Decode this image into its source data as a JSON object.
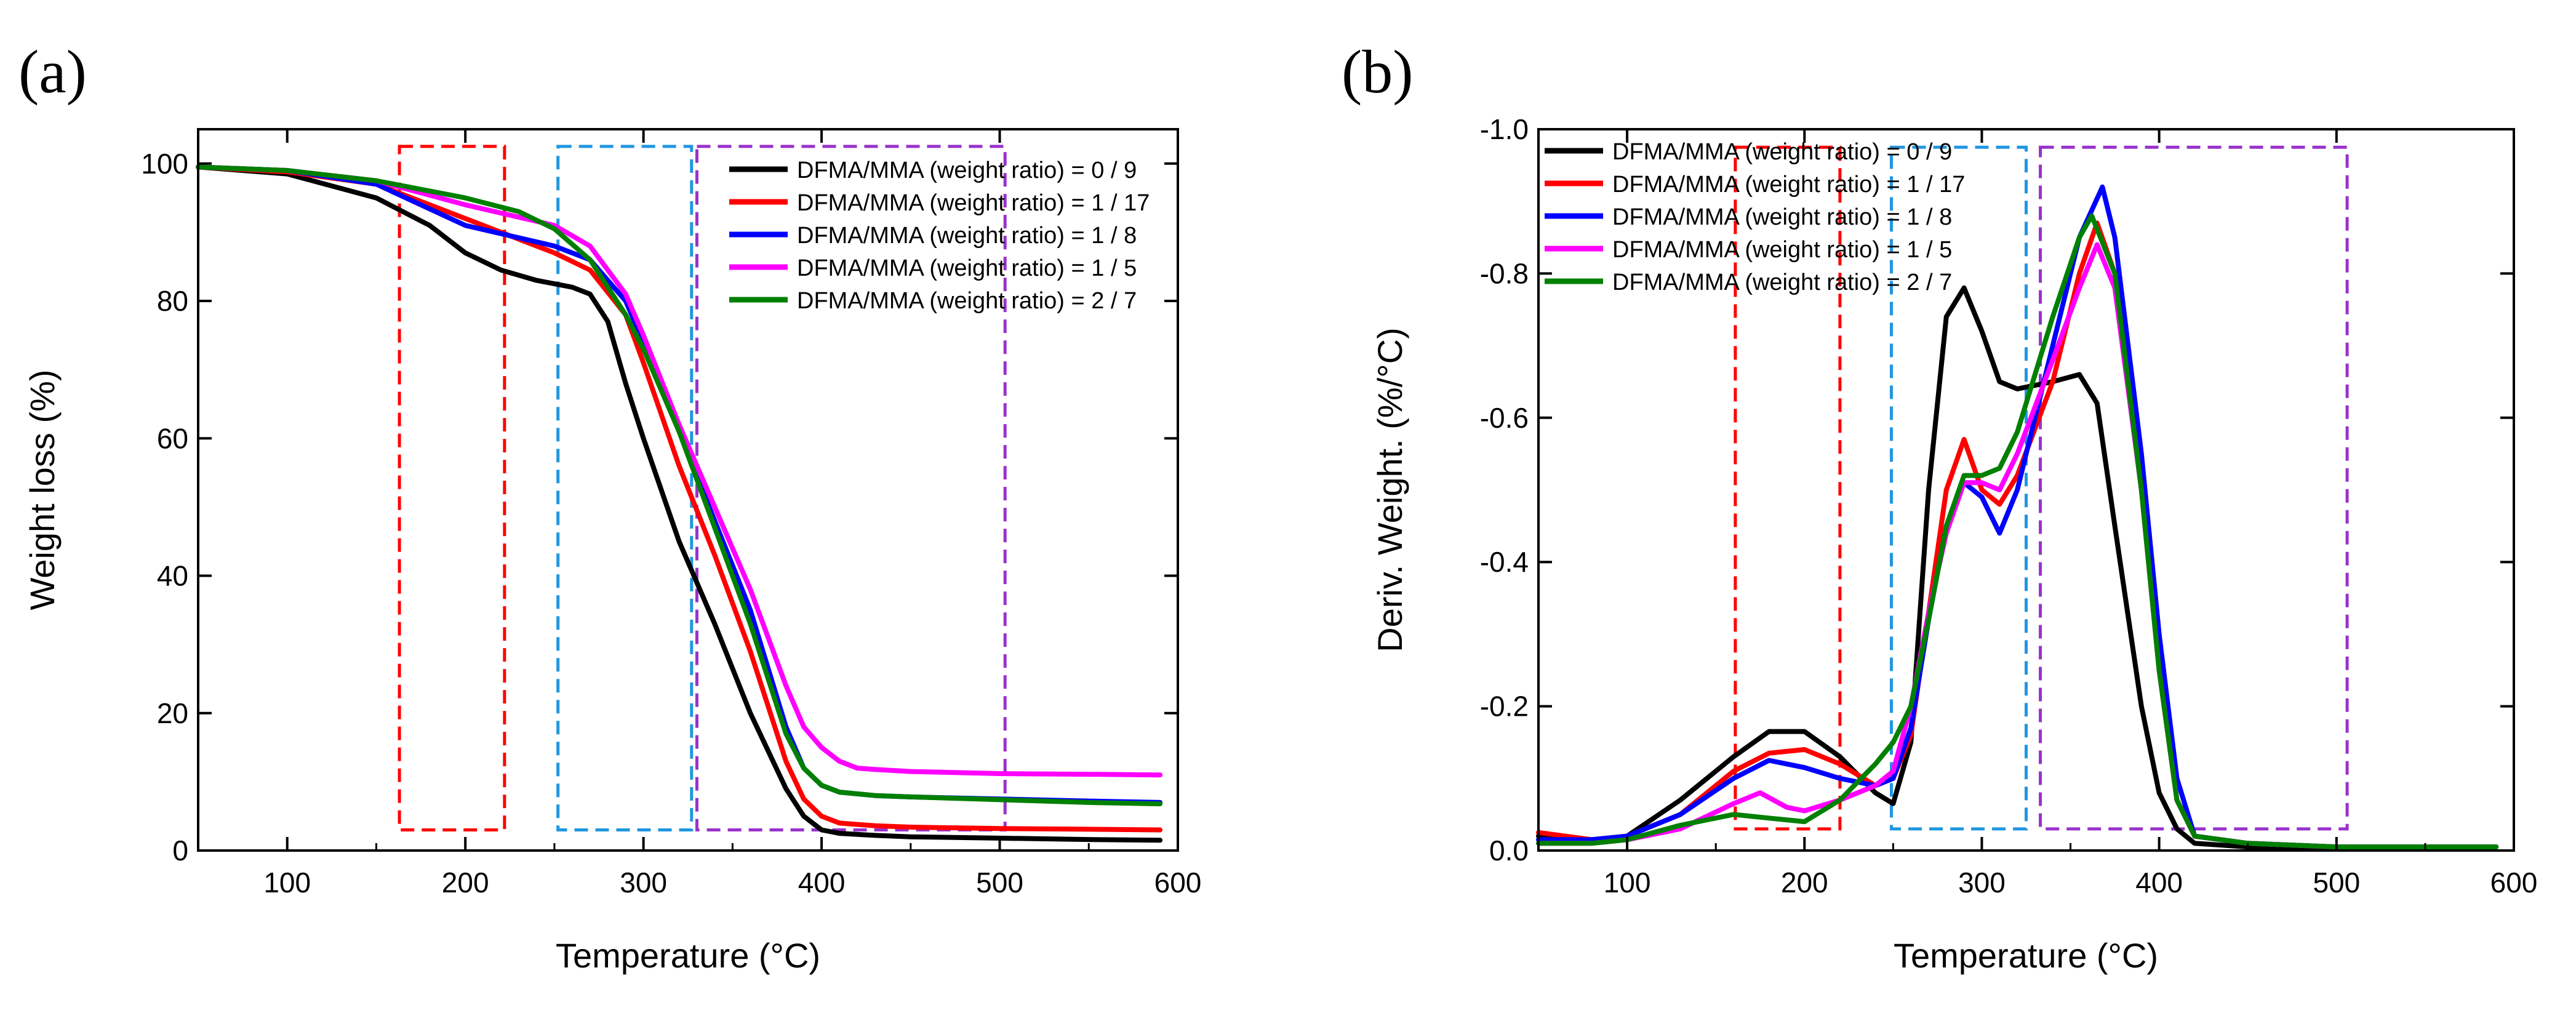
{
  "chart_data": [
    {
      "type": "line",
      "panel_label": "(a)",
      "xlabel": "Temperature (°C)",
      "ylabel": "Weight loss (%)",
      "xlim": [
        50,
        600
      ],
      "ylim": [
        0,
        105
      ],
      "xticks": [
        100,
        200,
        300,
        400,
        500,
        600
      ],
      "yticks": [
        0,
        20,
        40,
        60,
        80,
        100
      ],
      "y_inverted": false,
      "legend_position": "top-right",
      "series": [
        {
          "name": "DFMA/MMA (weight ratio) = 0 / 9",
          "color": "#000000",
          "x": [
            50,
            100,
            150,
            180,
            200,
            220,
            240,
            260,
            270,
            280,
            290,
            300,
            320,
            340,
            360,
            380,
            390,
            400,
            410,
            430,
            450,
            500,
            550,
            590
          ],
          "y": [
            99.5,
            98.5,
            95,
            91,
            87,
            84.5,
            83,
            82,
            81,
            77,
            68,
            60,
            45,
            33,
            20,
            9,
            5,
            3,
            2.5,
            2.2,
            2,
            1.8,
            1.6,
            1.5
          ]
        },
        {
          "name": "DFMA/MMA (weight ratio) = 1 / 17",
          "color": "#ff0000",
          "x": [
            50,
            100,
            150,
            200,
            250,
            270,
            290,
            300,
            320,
            340,
            360,
            380,
            390,
            400,
            410,
            430,
            450,
            500,
            550,
            590
          ],
          "y": [
            99.5,
            98.8,
            97,
            92,
            87,
            84.5,
            78,
            71,
            56,
            43,
            29,
            13,
            7.5,
            5,
            4,
            3.6,
            3.4,
            3.2,
            3.1,
            3
          ]
        },
        {
          "name": "DFMA/MMA (weight ratio) = 1 / 8",
          "color": "#0000ff",
          "x": [
            50,
            100,
            150,
            200,
            250,
            270,
            290,
            300,
            320,
            340,
            360,
            380,
            390,
            400,
            410,
            430,
            450,
            500,
            550,
            590
          ],
          "y": [
            99.5,
            99,
            97,
            91,
            88,
            86,
            80,
            74,
            61,
            48,
            35,
            18,
            12,
            9.5,
            8.5,
            8,
            7.8,
            7.5,
            7.2,
            7
          ]
        },
        {
          "name": "DFMA/MMA (weight ratio) = 1 / 5",
          "color": "#ff00ff",
          "x": [
            50,
            100,
            150,
            200,
            250,
            270,
            290,
            300,
            320,
            340,
            360,
            380,
            390,
            400,
            410,
            420,
            430,
            450,
            500,
            550,
            590
          ],
          "y": [
            99.5,
            99,
            97.5,
            94,
            91,
            88,
            81,
            75,
            62,
            50,
            38,
            24,
            18,
            15,
            13,
            12,
            11.8,
            11.5,
            11.2,
            11.1,
            11
          ]
        },
        {
          "name": "DFMA/MMA (weight ratio) = 2 / 7",
          "color": "#008000",
          "x": [
            50,
            100,
            150,
            200,
            230,
            250,
            270,
            290,
            300,
            320,
            340,
            360,
            380,
            390,
            400,
            410,
            430,
            450,
            500,
            550,
            590
          ],
          "y": [
            99.5,
            99,
            97.5,
            95,
            93,
            90.5,
            86,
            78,
            73,
            61,
            47,
            33,
            17,
            12,
            9.5,
            8.5,
            8,
            7.8,
            7.4,
            7,
            6.8
          ]
        }
      ],
      "boxes": [
        {
          "x_range": [
            163,
            222
          ],
          "y_range": [
            3,
            102.5
          ],
          "color": "#ff0000"
        },
        {
          "x_range": [
            252,
            327
          ],
          "y_range": [
            3,
            102.5
          ],
          "color": "#2196e0"
        },
        {
          "x_range": [
            330,
            503
          ],
          "y_range": [
            3,
            102.5
          ],
          "color": "#9932cc"
        }
      ]
    },
    {
      "type": "line",
      "panel_label": "(b)",
      "xlabel": "Temperature (°C)",
      "ylabel": "Deriv. Weight. (%/°C)",
      "xlim": [
        50,
        600
      ],
      "ylim": [
        0.0,
        -1.0
      ],
      "xticks": [
        100,
        200,
        300,
        400,
        500,
        600
      ],
      "yticks": [
        0.0,
        -0.2,
        -0.4,
        -0.6,
        -0.8,
        -1.0
      ],
      "ytick_labels": [
        "0.0",
        "-0.2",
        "-0.4",
        "-0.6",
        "-0.8",
        "-1.0"
      ],
      "y_inverted": true,
      "legend_position": "top-left",
      "series": [
        {
          "name": "DFMA/MMA (weight ratio) = 0 / 9",
          "color": "#000000",
          "x": [
            50,
            80,
            100,
            130,
            160,
            180,
            200,
            220,
            240,
            250,
            260,
            270,
            280,
            290,
            300,
            310,
            320,
            340,
            355,
            365,
            375,
            390,
            400,
            410,
            420,
            450,
            500,
            550,
            590
          ],
          "y": [
            -0.02,
            -0.015,
            -0.02,
            -0.07,
            -0.13,
            -0.165,
            -0.165,
            -0.13,
            -0.08,
            -0.065,
            -0.15,
            -0.5,
            -0.74,
            -0.78,
            -0.72,
            -0.65,
            -0.64,
            -0.65,
            -0.66,
            -0.62,
            -0.45,
            -0.2,
            -0.08,
            -0.03,
            -0.01,
            -0.005,
            -0.005,
            -0.005,
            -0.005
          ]
        },
        {
          "name": "DFMA/MMA (weight ratio) = 1 / 17",
          "color": "#ff0000",
          "x": [
            50,
            80,
            100,
            130,
            160,
            180,
            200,
            220,
            240,
            250,
            260,
            270,
            280,
            290,
            300,
            310,
            320,
            340,
            355,
            365,
            375,
            390,
            400,
            410,
            420,
            450,
            500,
            550,
            590
          ],
          "y": [
            -0.025,
            -0.015,
            -0.02,
            -0.05,
            -0.11,
            -0.135,
            -0.14,
            -0.12,
            -0.09,
            -0.1,
            -0.16,
            -0.33,
            -0.5,
            -0.57,
            -0.5,
            -0.48,
            -0.52,
            -0.65,
            -0.8,
            -0.87,
            -0.8,
            -0.5,
            -0.25,
            -0.07,
            -0.02,
            -0.01,
            -0.005,
            -0.005,
            -0.005
          ]
        },
        {
          "name": "DFMA/MMA (weight ratio) = 1 / 8",
          "color": "#0000ff",
          "x": [
            50,
            80,
            100,
            130,
            160,
            180,
            200,
            220,
            240,
            250,
            260,
            270,
            280,
            290,
            300,
            310,
            320,
            340,
            355,
            368,
            375,
            390,
            400,
            410,
            420,
            450,
            500,
            550,
            590
          ],
          "y": [
            -0.015,
            -0.015,
            -0.02,
            -0.05,
            -0.1,
            -0.125,
            -0.115,
            -0.1,
            -0.09,
            -0.1,
            -0.17,
            -0.32,
            -0.45,
            -0.51,
            -0.49,
            -0.44,
            -0.5,
            -0.7,
            -0.85,
            -0.92,
            -0.85,
            -0.55,
            -0.3,
            -0.1,
            -0.02,
            -0.01,
            -0.005,
            -0.005,
            -0.005
          ]
        },
        {
          "name": "DFMA/MMA (weight ratio) = 1 / 5",
          "color": "#ff00ff",
          "x": [
            50,
            80,
            100,
            130,
            160,
            175,
            190,
            200,
            220,
            240,
            250,
            260,
            270,
            280,
            290,
            300,
            310,
            320,
            340,
            355,
            365,
            375,
            390,
            400,
            410,
            420,
            450,
            500,
            550,
            590
          ],
          "y": [
            -0.01,
            -0.01,
            -0.015,
            -0.03,
            -0.065,
            -0.08,
            -0.06,
            -0.055,
            -0.07,
            -0.09,
            -0.11,
            -0.2,
            -0.33,
            -0.44,
            -0.51,
            -0.51,
            -0.5,
            -0.55,
            -0.68,
            -0.78,
            -0.84,
            -0.78,
            -0.5,
            -0.25,
            -0.07,
            -0.02,
            -0.01,
            -0.005,
            -0.005,
            -0.005
          ]
        },
        {
          "name": "DFMA/MMA (weight ratio) = 2 / 7",
          "color": "#008000",
          "x": [
            50,
            80,
            100,
            130,
            160,
            180,
            200,
            220,
            240,
            250,
            260,
            270,
            280,
            290,
            300,
            310,
            320,
            340,
            355,
            362,
            375,
            390,
            400,
            410,
            420,
            450,
            500,
            550,
            590
          ],
          "y": [
            -0.01,
            -0.01,
            -0.015,
            -0.035,
            -0.05,
            -0.045,
            -0.04,
            -0.07,
            -0.12,
            -0.15,
            -0.2,
            -0.32,
            -0.45,
            -0.52,
            -0.52,
            -0.53,
            -0.58,
            -0.74,
            -0.85,
            -0.88,
            -0.8,
            -0.5,
            -0.25,
            -0.07,
            -0.02,
            -0.01,
            -0.005,
            -0.005,
            -0.005
          ]
        }
      ],
      "boxes": [
        {
          "x_range": [
            161,
            220
          ],
          "y_range": [
            -0.03,
            -0.975
          ],
          "color": "#ff0000"
        },
        {
          "x_range": [
            249,
            325
          ],
          "y_range": [
            -0.03,
            -0.975
          ],
          "color": "#2196e0"
        },
        {
          "x_range": [
            333,
            506
          ],
          "y_range": [
            -0.03,
            -0.975
          ],
          "color": "#9932cc"
        }
      ]
    }
  ]
}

::::

Instructions for the task: From the listing above, copy out each line where the word "ylabel" appears.

Solution to the exercise:
      "ylabel": "Weight loss (%)",
      "ylabel": "Deriv. Weight. (%/°C)",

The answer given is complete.